**Alıntılanan Metin:**
=======
Tarımda çözüm 4.0
Dünyada Endüstri 4.0 ile hızla gelişen teknolojiler tüm sektörlerde yeni araçları ortaya çıkarırken, tarımda da drone, sensör ve tarla analiz sistemi kullanımı gelişmeye devam ediyor. Tarım 4.0 ile üretici ve üretime çağ atlatan üretim araçları, fuarlarda sergilenirken AGROEXPO 2020'ye katılan ETB Yönetim Kurulu Başkanı Özay Öztürk de tarımdaki teknoloji devrimiyle ilgili düşüncelerini anlattı. Öztürk, Tarım 4.0'daki gelişmelerin köyden kente göç sorununa çözüm olabileceğini söyledi.
Endüstri 4.0 ile ortaya çıkan değişim ve gelişimlerin tarıma etkisi, üretimde yeni araçların ortaya çıkmasını sağlıyor. Yüksek verim ve kaliteyi amaçlayan gelişmeler, özellikle yakıt tüketiminin azaltılmasını hedeflerken; üreticinin de verimden daha yüksek kazançlar elde etmesine ön ayak oluyor. Tarım 4.0, üretim hakkında daha fazla veri ve ölçüm toplayabilme, toprağın kalitesi ve su seviyesi ile hava durumunun olumsuz etkilerini en aza indirebilme ve ortaya çıkabilecek hastalıklara karşı önceden önlem alabilme konularında önemli bir katkı sağlıyor. Akıllı sulama sistemlerinden toprak nem sensörleri ve drone kullanımına kadar Tarım 4.0, sanayi devriminin ardından tarımda da dördüncü devrimi adeta dünyadaki tüm üreticilere müjdeliyor. Dünyada gelişen teknolojiler hızla yayılmaya devam ederken Türkiye de bu sektördeki yerini alıyor. Edirne Ticaret Borsası (ETB), İzmir'de bu yıl 15'incisi düzenlenen Uluslararası Tarım ve Hayvancılık Fuarı'na (AGROEXPO 2020) katılırken; Edirne üreticisi de Tarım 4.0 ile ortaya çıkan yeni üretim araçlarını inceleme fırsatı buldu. ETB Yönetim Kurulu Başkanı Özay Öztürk, tarımda yaşanan teknolojik gelişmeler ve etkileri hakkında açıklamalarda bulunurken; Tekno Kurgu Kurucu Yöneticisi Korhan Yüzbaşıoğlu ise Türk çiftçisini bekleyen yeni üretim araçlarını tanıttı.
=======
**Verilen Görevler:**
a - Tarım 4.0 haberine göre AGROEXPO 2020 hangi şehirde ve kaçıncı kez düzenlenmiştir?
b - Şu ifadelerin Tarım 4.0 haberiyle örtüşüp örtüşmediğini evet veya hayır ile belirtiniz ve her biri için belirleyici ifadeyi metinden alıntılayınız: (i) Özay Öztürk, Tarım 4.0'daki gelişmelerin köyden kente göç sorununa çözüm olabileceğini dile getirmiştir. (ii) Türk çiftçisini bekleyen yeni üretim araçlarını Özay Öztürk tanıtmıştır. (iii) Tarımdaki gelişmeler özellikle yakıt tüketiminin azaltılmasını hedeflemektedir.

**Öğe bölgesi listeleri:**
=======
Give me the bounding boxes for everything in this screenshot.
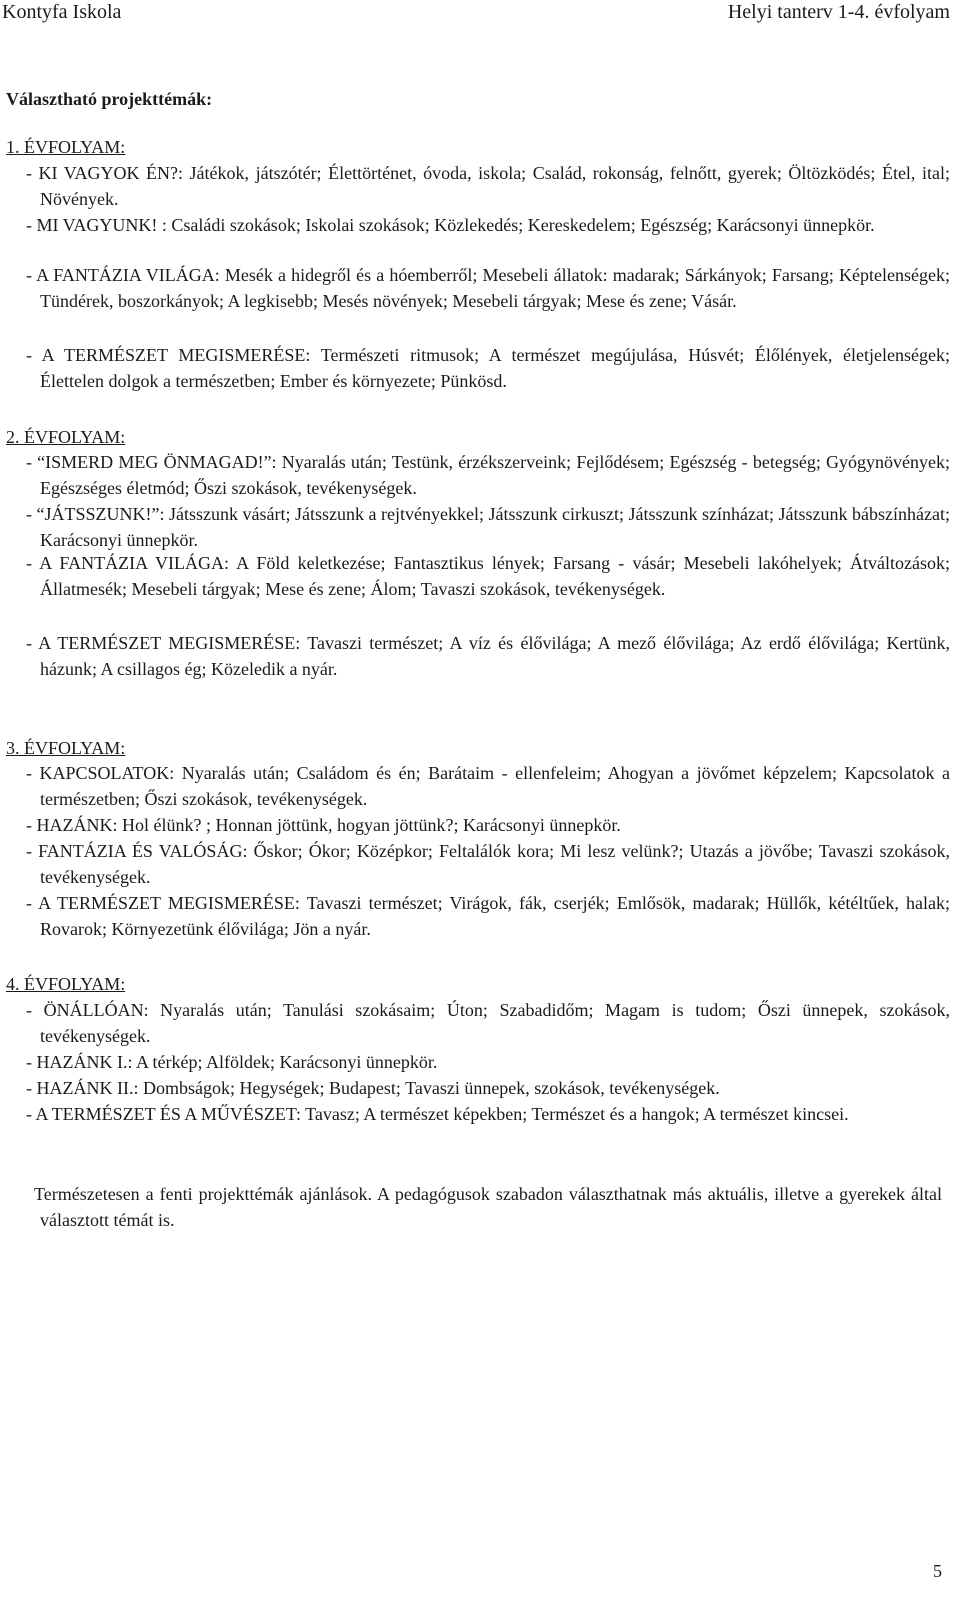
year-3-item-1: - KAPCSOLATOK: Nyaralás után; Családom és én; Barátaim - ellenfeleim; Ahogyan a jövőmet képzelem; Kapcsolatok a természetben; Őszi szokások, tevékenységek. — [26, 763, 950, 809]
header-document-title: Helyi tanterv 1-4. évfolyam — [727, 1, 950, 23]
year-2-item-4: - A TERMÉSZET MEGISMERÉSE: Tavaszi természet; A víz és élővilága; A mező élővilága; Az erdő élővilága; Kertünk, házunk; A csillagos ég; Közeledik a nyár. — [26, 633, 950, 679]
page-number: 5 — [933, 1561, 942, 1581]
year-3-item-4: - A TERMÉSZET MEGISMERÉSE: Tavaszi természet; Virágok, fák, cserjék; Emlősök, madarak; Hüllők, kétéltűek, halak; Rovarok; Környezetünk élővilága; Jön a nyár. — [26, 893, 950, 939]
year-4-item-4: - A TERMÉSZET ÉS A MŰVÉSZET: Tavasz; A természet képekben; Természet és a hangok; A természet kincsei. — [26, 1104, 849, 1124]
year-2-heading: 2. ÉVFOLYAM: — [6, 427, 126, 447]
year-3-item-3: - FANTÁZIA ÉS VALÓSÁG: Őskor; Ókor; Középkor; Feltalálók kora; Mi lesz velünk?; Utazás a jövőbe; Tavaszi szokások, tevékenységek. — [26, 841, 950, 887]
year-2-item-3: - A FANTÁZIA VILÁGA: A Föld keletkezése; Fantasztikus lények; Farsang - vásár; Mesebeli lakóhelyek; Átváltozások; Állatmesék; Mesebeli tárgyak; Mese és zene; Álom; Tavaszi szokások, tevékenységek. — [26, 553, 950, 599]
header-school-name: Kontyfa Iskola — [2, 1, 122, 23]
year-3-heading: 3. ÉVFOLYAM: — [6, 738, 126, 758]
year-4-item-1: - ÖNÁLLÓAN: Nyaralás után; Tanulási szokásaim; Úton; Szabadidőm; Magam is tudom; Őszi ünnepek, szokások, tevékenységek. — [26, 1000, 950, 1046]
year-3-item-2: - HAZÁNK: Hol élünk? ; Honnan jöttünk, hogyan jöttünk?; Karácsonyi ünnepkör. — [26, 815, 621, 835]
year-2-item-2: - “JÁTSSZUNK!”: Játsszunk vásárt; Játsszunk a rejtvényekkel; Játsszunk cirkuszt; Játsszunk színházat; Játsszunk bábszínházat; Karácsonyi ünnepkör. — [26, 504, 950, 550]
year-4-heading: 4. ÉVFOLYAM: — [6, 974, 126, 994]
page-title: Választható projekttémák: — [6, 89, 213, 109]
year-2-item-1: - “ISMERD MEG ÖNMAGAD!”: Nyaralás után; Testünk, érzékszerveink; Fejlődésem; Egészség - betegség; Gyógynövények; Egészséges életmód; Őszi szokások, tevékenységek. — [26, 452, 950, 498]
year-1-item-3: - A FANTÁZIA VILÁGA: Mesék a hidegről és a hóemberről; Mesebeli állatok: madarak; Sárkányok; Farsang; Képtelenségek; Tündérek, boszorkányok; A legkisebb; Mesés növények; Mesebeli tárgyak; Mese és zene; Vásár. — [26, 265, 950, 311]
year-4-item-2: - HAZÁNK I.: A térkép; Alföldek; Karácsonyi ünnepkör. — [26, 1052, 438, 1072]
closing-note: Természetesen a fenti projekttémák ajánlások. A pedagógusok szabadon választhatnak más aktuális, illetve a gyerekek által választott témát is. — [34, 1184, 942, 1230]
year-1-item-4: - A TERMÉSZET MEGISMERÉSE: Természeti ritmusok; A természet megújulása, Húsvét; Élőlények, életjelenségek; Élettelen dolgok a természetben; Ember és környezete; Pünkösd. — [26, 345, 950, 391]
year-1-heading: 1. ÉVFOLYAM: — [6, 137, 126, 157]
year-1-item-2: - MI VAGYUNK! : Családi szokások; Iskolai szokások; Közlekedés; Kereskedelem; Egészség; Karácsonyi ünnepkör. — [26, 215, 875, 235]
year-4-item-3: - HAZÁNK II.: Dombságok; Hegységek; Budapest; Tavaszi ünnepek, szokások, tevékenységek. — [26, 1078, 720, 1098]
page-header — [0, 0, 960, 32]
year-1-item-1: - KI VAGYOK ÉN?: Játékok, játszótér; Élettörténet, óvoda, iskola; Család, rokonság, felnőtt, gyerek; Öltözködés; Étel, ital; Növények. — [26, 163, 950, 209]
=======
**Görev Yanıtları:**
a - İzmir'de, 15'inci kez düzenlenmiştir.

b -
(i) Evet: "Öztürk, Tarım 4.0'daki gelişmelerin köyden kente göç sorununa çözüm olabileceğini söyledi."
(ii) Hayır: "Tekno Kurgu Kurucu Yöneticisi Korhan Yüzbaşıoğlu ise Türk çiftçisini bekleyen yeni üretim araçlarını tanıttı."
(iii) Evet: "özellikle yakıt tüketiminin azaltılmasını hedeflerken"